WHAT IS NEEDED:
In the entries below, find every line with "ffffff" and copy it.

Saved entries
— start —

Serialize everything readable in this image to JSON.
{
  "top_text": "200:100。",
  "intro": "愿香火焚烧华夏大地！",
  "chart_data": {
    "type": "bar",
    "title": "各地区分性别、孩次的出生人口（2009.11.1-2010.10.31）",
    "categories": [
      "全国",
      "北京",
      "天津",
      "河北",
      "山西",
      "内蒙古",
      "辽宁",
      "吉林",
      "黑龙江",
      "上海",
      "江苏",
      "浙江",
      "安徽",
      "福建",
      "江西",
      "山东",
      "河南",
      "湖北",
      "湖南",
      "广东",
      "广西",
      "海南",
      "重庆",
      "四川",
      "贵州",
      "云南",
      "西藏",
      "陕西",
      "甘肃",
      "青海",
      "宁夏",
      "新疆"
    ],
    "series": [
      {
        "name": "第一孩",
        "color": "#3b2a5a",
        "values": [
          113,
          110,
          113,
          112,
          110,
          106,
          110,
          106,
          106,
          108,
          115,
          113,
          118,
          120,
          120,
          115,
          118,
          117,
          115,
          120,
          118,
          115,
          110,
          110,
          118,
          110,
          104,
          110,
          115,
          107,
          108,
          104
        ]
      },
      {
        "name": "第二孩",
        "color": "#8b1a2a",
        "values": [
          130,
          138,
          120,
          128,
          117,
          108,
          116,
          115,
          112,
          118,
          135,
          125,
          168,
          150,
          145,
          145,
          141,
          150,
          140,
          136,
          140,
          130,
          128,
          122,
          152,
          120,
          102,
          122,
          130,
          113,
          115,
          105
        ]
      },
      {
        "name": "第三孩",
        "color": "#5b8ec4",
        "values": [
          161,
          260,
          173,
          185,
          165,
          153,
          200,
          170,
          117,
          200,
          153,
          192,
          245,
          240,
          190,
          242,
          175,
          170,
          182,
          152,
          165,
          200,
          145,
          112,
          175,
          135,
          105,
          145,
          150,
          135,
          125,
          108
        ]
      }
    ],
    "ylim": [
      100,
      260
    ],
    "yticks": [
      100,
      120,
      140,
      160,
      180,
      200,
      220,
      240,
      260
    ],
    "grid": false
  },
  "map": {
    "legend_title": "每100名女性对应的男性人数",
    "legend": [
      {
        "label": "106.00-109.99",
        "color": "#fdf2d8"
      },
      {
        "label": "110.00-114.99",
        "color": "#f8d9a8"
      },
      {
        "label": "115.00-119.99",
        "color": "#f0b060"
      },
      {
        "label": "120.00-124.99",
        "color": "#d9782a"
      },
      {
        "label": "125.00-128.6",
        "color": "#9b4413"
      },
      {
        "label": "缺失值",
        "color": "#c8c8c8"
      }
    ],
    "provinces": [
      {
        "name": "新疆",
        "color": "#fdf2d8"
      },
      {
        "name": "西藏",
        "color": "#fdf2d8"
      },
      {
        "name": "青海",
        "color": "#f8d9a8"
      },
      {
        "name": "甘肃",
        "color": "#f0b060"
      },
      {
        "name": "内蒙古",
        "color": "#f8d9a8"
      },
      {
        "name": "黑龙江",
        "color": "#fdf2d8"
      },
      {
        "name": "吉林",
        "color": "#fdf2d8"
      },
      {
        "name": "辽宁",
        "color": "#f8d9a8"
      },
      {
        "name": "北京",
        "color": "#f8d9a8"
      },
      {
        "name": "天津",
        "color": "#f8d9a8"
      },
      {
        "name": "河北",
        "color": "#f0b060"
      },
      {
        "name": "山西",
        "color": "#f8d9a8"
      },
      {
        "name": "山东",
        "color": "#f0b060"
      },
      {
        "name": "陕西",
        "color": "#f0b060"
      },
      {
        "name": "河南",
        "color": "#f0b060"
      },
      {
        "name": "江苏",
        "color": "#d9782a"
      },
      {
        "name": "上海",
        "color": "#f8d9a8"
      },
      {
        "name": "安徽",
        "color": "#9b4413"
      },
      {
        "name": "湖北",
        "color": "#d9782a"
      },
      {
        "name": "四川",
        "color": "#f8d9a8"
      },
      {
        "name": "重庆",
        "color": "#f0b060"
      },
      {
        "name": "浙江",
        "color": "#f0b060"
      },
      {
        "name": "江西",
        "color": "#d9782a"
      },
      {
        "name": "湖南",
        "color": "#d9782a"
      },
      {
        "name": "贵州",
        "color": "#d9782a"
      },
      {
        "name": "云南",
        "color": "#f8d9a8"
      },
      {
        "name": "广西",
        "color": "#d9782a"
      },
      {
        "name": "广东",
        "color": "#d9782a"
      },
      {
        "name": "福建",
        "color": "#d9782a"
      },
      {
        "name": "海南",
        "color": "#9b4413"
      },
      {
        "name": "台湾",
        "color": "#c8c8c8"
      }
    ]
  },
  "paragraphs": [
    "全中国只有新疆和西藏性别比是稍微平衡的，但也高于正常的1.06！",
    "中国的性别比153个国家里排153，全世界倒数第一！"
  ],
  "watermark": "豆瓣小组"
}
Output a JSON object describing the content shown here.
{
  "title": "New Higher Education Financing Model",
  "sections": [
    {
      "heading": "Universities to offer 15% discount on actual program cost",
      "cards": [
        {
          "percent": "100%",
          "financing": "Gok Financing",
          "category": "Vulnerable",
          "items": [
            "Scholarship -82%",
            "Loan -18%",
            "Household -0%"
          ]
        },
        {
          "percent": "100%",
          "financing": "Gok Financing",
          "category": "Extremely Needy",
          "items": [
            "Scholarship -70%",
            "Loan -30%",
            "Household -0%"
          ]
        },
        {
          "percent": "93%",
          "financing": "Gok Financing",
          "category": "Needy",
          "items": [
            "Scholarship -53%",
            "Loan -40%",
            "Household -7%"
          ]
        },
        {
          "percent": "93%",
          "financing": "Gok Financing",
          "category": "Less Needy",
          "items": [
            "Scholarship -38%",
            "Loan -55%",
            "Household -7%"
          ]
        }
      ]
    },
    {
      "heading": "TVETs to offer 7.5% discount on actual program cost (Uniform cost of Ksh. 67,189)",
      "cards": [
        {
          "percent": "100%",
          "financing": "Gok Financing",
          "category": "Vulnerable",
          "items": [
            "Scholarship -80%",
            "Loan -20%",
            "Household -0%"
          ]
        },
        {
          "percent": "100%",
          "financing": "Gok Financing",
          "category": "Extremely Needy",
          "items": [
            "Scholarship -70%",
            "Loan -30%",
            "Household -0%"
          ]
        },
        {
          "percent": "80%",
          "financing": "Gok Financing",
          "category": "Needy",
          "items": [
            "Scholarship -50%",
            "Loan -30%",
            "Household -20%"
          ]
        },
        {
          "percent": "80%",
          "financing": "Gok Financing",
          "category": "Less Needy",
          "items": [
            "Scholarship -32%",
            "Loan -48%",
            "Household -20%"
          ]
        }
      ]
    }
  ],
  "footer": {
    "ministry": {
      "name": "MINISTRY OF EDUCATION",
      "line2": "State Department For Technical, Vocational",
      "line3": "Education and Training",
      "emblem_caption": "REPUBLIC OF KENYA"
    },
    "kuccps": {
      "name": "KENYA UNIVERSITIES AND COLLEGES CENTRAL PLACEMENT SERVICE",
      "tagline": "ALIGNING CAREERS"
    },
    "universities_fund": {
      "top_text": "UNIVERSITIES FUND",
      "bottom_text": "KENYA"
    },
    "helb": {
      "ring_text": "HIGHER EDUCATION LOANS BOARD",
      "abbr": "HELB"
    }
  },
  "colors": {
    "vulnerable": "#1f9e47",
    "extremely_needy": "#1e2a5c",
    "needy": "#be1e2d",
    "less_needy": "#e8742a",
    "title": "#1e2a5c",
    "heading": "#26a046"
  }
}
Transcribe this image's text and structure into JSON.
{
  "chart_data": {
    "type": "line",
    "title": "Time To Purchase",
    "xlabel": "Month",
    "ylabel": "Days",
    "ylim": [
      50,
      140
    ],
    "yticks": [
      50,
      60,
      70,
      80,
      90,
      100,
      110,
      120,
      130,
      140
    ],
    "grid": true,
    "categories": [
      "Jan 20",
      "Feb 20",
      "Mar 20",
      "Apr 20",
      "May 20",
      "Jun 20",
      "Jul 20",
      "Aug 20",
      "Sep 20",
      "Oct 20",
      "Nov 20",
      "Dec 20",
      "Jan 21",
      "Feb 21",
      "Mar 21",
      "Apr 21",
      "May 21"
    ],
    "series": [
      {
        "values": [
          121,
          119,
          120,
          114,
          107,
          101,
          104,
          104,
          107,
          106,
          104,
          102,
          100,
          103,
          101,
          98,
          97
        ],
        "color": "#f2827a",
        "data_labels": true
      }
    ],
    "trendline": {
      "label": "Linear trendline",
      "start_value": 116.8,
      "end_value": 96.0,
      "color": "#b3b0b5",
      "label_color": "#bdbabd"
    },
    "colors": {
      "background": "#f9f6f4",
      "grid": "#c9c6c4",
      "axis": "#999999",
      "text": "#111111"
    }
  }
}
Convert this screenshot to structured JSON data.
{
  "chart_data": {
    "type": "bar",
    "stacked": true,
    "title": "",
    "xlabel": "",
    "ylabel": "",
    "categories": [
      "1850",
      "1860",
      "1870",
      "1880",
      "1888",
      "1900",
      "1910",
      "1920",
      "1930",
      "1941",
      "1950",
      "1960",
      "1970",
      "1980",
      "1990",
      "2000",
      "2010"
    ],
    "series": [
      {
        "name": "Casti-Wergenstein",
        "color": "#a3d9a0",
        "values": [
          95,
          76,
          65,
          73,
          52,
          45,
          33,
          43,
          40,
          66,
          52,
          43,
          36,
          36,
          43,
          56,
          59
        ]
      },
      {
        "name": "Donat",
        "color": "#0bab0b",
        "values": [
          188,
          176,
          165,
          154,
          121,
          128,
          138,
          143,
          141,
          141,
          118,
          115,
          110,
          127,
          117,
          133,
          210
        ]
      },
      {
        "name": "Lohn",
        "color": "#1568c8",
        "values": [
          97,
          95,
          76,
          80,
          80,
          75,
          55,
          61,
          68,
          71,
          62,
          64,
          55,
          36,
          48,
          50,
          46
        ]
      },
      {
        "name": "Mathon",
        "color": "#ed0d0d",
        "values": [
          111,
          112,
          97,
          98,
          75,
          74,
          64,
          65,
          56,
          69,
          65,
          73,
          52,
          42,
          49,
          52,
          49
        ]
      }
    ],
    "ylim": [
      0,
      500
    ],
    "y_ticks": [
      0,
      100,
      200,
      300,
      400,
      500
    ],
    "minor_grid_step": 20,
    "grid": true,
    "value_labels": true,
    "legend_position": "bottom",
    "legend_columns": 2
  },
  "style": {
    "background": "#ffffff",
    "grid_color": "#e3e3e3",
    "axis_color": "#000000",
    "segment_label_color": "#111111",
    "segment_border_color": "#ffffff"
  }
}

— end —

RESULT FOR THIS EXERCISE:
    "background": "#ffffff",
    "segment_border_color": "#ffffff"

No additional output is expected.